» **WHAT THIS TASK INVOLVES**:
Search the listing below for the string "population" and show each line that contains it.
+++ MATERIAL +++
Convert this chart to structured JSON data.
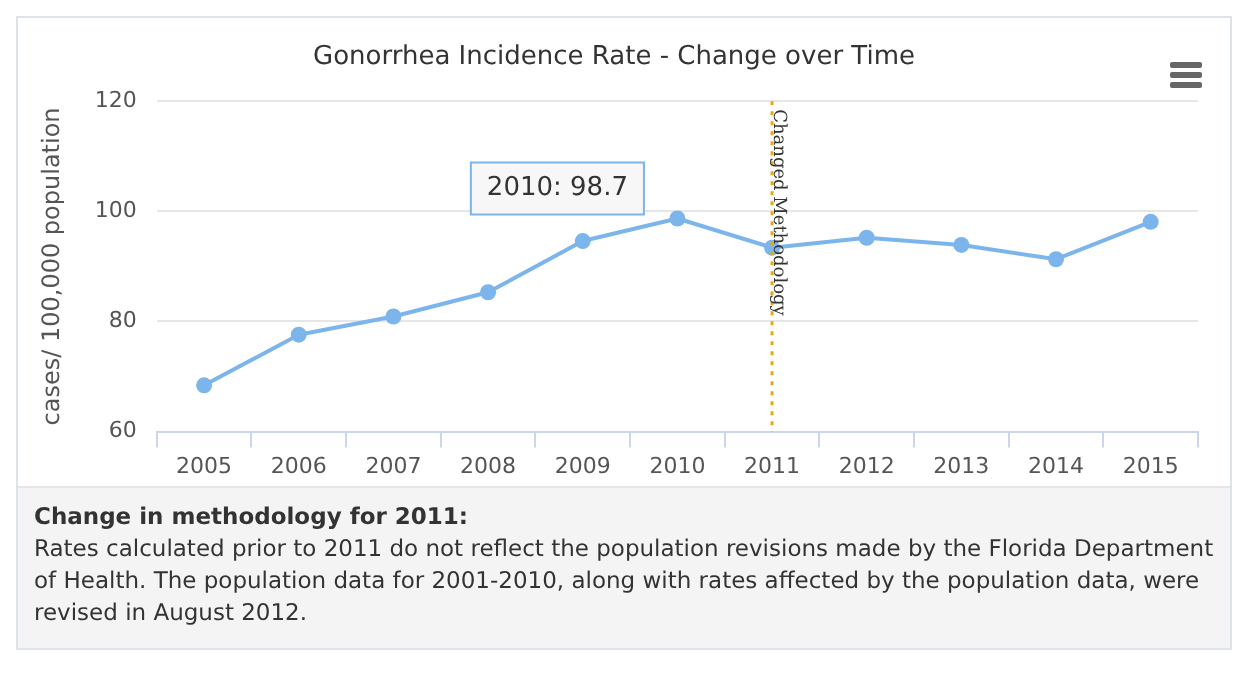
{
  "chart_data": {
    "type": "line",
    "title": "Gonorrhea Incidence Rate - Change over Time",
    "ylabel": "cases/ 100,000 population",
    "categories": [
      "2005",
      "2006",
      "2007",
      "2008",
      "2009",
      "2010",
      "2011",
      "2012",
      "2013",
      "2014",
      "2015"
    ],
    "series": [
      {
        "color": "#7cb5ec",
        "values": [
          68.4,
          77.6,
          80.9,
          85.3,
          94.6,
          98.7,
          93.4,
          95.2,
          93.9,
          91.3,
          98.1
        ]
      }
    ],
    "ylim": [
      60,
      120
    ],
    "yticks": [
      60,
      80,
      100,
      120
    ],
    "grid": "y",
    "legend": false,
    "marker": "circle",
    "line_style": "solid",
    "ref_lines": [
      {
        "axis": "x",
        "value": "2011",
        "label": "Changed Methodology",
        "color": "#e6a817",
        "line_style": "dotted"
      }
    ],
    "annotations": [
      {
        "text": "2010: 98.7",
        "x": "2010",
        "y": 98.7
      },
      "Change in methodology for 2011:",
      "Rates calculated prior to 2011 do not reflect the population revisions made by the Florida Department of Health. The population data for 2001-2010, along with rates affected by the population data, were revised in August 2012."
    ]
  }
}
+++
» **IN RESPONSE**:
    "ylabel": "cases/ 100,000 population",
      "Rates calculated prior to 2011 do not reflect the population revisions made by the Florida Department of Health. The population data for 2001-2010, along with rates affected by the population data, were revised in August 2012."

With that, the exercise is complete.